┌────────

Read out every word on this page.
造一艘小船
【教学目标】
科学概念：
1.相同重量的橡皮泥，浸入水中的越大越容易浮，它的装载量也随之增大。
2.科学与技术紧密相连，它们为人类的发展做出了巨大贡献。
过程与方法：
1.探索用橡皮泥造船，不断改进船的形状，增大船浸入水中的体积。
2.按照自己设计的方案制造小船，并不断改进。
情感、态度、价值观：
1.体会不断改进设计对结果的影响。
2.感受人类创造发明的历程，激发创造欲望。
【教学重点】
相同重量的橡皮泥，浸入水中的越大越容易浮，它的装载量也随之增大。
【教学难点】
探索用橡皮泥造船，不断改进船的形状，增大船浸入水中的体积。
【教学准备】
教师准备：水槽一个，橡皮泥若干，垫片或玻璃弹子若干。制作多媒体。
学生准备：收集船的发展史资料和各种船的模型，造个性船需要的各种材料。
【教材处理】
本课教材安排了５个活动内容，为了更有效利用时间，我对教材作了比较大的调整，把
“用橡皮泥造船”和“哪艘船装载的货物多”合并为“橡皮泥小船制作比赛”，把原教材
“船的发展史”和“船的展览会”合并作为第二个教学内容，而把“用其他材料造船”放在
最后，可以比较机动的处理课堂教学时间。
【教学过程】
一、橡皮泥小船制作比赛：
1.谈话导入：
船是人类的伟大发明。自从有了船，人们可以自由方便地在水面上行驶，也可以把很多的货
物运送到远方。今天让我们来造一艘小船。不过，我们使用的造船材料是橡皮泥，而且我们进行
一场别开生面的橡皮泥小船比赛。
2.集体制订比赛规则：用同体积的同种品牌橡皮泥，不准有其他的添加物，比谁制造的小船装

└────────
┌────────

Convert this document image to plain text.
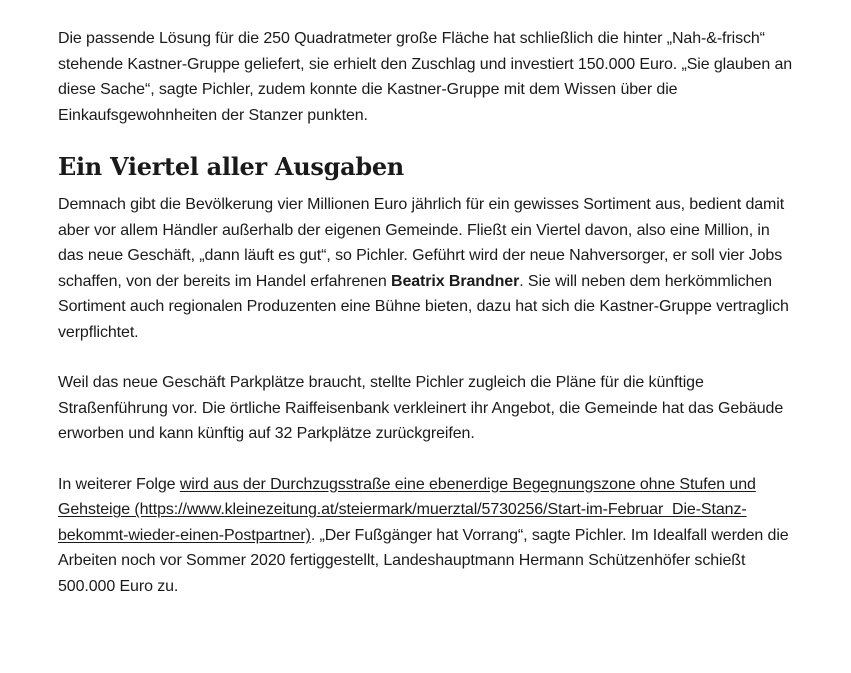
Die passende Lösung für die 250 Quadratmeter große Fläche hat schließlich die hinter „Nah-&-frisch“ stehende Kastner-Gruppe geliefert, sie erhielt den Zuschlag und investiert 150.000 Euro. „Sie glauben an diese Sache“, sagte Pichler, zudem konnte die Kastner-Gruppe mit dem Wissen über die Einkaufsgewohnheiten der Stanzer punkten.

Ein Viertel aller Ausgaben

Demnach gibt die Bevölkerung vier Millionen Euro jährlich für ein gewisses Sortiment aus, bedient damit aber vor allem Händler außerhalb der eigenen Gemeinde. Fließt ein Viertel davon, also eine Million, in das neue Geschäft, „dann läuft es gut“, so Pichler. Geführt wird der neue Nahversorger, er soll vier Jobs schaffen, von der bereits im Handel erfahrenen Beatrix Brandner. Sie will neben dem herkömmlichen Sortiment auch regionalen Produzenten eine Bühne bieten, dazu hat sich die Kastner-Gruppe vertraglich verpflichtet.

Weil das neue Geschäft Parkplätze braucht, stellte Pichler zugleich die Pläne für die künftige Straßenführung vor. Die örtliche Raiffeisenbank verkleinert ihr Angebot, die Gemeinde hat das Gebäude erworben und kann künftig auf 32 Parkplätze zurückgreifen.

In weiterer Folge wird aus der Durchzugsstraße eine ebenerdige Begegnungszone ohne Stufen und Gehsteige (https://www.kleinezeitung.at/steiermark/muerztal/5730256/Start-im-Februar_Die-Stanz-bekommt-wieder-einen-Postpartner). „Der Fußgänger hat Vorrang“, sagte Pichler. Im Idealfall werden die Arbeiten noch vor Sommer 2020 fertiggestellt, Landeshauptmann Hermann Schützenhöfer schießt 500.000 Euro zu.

└────────

**EXERCISE TASK**
Find the lines with the string "Gemeinde" and reproduce them.

**EXERCISE OUTPUT**
Demnach gibt die Bevölkerung vier Millionen Euro jährlich für ein gewisses Sortiment aus, bedient damit aber vor allem Händler außerhalb der eigenen Gemeinde. Fließt ein Viertel davon, also eine Million, in das neue Geschäft, „dann läuft es gut“, so Pichler. Geführt wird der neue Nahversorger, er soll vier Jobs schaffen, von der bereits im Handel erfahrenen Beatrix Brandner. Sie will neben dem herkömmlichen Sortiment auch regionalen Produzenten eine Bühne bieten, dazu hat sich die Kastner-Gruppe vertraglich verpflichtet.
Weil das neue Geschäft Parkplätze braucht, stellte Pichler zugleich die Pläne für die künftige Straßenführung vor. Die örtliche Raiffeisenbank verkleinert ihr Angebot, die Gemeinde hat das Gebäude erworben und kann künftig auf 32 Parkplätze zurückgreifen.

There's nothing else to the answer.